### [RECORDED DATA]
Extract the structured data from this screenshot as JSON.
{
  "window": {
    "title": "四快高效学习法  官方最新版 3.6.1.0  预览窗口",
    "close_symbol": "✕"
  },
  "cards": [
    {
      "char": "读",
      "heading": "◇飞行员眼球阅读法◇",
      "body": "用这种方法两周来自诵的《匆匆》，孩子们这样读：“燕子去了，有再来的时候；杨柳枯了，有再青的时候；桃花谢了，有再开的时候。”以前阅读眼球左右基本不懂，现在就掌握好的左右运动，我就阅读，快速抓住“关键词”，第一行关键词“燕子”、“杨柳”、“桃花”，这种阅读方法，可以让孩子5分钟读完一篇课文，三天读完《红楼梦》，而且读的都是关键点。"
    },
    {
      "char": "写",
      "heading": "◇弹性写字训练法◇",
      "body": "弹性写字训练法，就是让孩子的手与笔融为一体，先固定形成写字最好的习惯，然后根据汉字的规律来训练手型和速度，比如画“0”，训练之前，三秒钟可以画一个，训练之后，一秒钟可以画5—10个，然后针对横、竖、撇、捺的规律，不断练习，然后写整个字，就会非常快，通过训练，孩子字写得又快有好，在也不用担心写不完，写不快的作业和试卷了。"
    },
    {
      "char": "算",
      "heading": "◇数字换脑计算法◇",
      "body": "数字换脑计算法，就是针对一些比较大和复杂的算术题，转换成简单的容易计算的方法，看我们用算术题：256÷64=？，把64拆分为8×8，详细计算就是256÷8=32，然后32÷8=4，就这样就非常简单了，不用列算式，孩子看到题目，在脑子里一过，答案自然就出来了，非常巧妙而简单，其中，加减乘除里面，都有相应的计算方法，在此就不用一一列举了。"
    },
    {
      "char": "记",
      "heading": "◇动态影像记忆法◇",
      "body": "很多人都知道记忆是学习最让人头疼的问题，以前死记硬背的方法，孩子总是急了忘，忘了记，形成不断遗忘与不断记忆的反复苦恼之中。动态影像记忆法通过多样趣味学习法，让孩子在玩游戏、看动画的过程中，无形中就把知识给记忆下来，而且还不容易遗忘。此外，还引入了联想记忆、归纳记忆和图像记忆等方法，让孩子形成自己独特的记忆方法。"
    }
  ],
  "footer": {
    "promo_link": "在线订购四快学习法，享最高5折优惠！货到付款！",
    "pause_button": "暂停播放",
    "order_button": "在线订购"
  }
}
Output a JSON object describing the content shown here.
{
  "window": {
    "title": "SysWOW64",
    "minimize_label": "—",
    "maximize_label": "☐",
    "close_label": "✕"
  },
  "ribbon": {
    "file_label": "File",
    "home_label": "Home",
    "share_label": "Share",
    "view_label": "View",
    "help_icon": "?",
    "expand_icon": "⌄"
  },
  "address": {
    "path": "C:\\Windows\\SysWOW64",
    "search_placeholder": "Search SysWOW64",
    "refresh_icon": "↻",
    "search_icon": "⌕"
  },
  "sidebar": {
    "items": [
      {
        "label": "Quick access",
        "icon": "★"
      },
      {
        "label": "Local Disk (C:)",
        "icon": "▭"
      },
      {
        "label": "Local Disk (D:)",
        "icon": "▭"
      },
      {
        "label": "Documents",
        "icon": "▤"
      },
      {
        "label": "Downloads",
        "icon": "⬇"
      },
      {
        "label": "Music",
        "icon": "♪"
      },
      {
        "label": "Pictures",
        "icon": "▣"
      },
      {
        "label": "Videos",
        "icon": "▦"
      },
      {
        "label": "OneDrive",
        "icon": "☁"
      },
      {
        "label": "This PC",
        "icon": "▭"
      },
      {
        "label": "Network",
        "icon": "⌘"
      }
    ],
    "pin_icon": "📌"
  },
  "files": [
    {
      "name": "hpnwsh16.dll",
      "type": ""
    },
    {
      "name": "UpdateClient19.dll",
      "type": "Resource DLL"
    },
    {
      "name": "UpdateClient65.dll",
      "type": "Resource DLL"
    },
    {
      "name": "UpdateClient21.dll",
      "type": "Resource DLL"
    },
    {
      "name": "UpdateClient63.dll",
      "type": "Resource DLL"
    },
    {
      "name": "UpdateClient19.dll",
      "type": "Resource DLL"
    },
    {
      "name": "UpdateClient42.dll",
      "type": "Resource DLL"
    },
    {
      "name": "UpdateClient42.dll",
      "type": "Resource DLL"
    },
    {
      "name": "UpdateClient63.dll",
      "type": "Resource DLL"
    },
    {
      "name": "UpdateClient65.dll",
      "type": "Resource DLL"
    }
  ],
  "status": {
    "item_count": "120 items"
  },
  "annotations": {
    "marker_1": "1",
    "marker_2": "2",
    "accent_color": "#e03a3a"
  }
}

### [EXERCISE DESCRIPTION]
Write out every entry word for word.

### [ANSWER TO THIS PROBLEM]
Extract the structured data from this screenshot as JSON.
{
  "window": {
    "title": "四快高效学习法  官方最新版 3.6.1.0  预览窗口",
    "close_symbol": "✕"
  },
  "cards": [
    {
      "char": "读",
      "heading": "◇飞行员眼球阅读法◇",
      "body": "用这种方法两周来自诵的《匆匆》，孩子们这样读：“燕子去了，有再来的时候；杨柳枯了，有再青的时候；桃花谢了，有再开的时候。”以前阅读眼球左右基本不懂，现在就掌握好的左右运动，我就阅读，快速抓住“关键词”，第一行关键词“燕子”、“杨柳”、“桃花”，这种阅读方法，可以让孩子5分钟读完一篇课文，三天读完《红楼梦》，而且读的都是关键点。"
    },
    {
      "char": "写",
      "heading": "◇弹性写字训练法◇",
      "body": "弹性写字训练法，就是让孩子的手与笔融为一体，先固定形成写字最好的习惯，然后根据汉字的规律来训练手型和速度，比如画“0”，训练之前，三秒钟可以画一个，训练之后，一秒钟可以画5—10个，然后针对横、竖、撇、捺的规律，不断练习，然后写整个字，就会非常快，通过训练，孩子字写得又快有好，在也不用担心写不完，写不快的作业和试卷了。"
    },
    {
      "char": "算",
      "heading": "◇数字换脑计算法◇",
      "body": "数字换脑计算法，就是针对一些比较大和复杂的算术题，转换成简单的容易计算的方法，看我们用算术题：256÷64=？，把64拆分为8×8，详细计算就是256÷8=32，然后32÷8=4，就这样就非常简单了，不用列算式，孩子看到题目，在脑子里一过，答案自然就出来了，非常巧妙而简单，其中，加减乘除里面，都有相应的计算方法，在此就不用一一列举了。"
    },
    {
      "char": "记",
      "heading": "◇动态影像记忆法◇",
      "body": "很多人都知道记忆是学习最让人头疼的问题，以前死记硬背的方法，孩子总是急了忘，忘了记，形成不断遗忘与不断记忆的反复苦恼之中。动态影像记忆法通过多样趣味学习法，让孩子在玩游戏、看动画的过程中，无形中就把知识给记忆下来，而且还不容易遗忘。此外，还引入了联想记忆、归纳记忆和图像记忆等方法，让孩子形成自己独特的记忆方法。"
    }
  ],
  "footer": {
    "promo_link": "在线订购四快学习法，享最高5折优惠！货到付款！",
    "pause_button": "暂停播放",
    "order_button": "在线订购"
  }
}
Output a JSON object describing the content shown here.
{
  "window": {
    "title": "SysWOW64",
    "minimize_label": "—",
    "maximize_label": "☐",
    "close_label": "✕"
  },
  "ribbon": {
    "file_label": "File",
    "home_label": "Home",
    "share_label": "Share",
    "view_label": "View",
    "help_icon": "?",
    "expand_icon": "⌄"
  },
  "address": {
    "path": "C:\\Windows\\SysWOW64",
    "search_placeholder": "Search SysWOW64",
    "refresh_icon": "↻",
    "search_icon": "⌕"
  },
  "sidebar": {
    "items": [
      {
        "label": "Quick access",
        "icon": "★"
      },
      {
        "label": "Local Disk (C:)",
        "icon": "▭"
      },
      {
        "label": "Local Disk (D:)",
        "icon": "▭"
      },
      {
        "label": "Documents",
        "icon": "▤"
      },
      {
        "label": "Downloads",
        "icon": "⬇"
      },
      {
        "label": "Music",
        "icon": "♪"
      },
      {
        "label": "Pictures",
        "icon": "▣"
      },
      {
        "label": "Videos",
        "icon": "▦"
      },
      {
        "label": "OneDrive",
        "icon": "☁"
      },
      {
        "label": "This PC",
        "icon": "▭"
      },
      {
        "label": "Network",
        "icon": "⌘"
      }
    ],
    "pin_icon": "📌"
  },
  "files": [
    {
      "name": "hpnwsh16.dll",
      "type": ""
    },
    {
      "name": "UpdateClient19.dll",
      "type": "Resource DLL"
    },
    {
      "name": "UpdateClient65.dll",
      "type": "Resource DLL"
    },
    {
      "name": "UpdateClient21.dll",
      "type": "Resource DLL"
    },
    {
      "name": "UpdateClient63.dll",
      "type": "Resource DLL"
    },
    {
      "name": "UpdateClient19.dll",
      "type": "Resource DLL"
    },
    {
      "name": "UpdateClient42.dll",
      "type": "Resource DLL"
    },
    {
      "name": "UpdateClient42.dll",
      "type": "Resource DLL"
    },
    {
      "name": "UpdateClient63.dll",
      "type": "Resource DLL"
    },
    {
      "name": "UpdateClient65.dll",
      "type": "Resource DLL"
    }
  ],
  "status": {
    "item_count": "120 items"
  },
  "annotations": {
    "marker_1": "1",
    "marker_2": "2",
    "accent_color": "#e03a3a"
  }
}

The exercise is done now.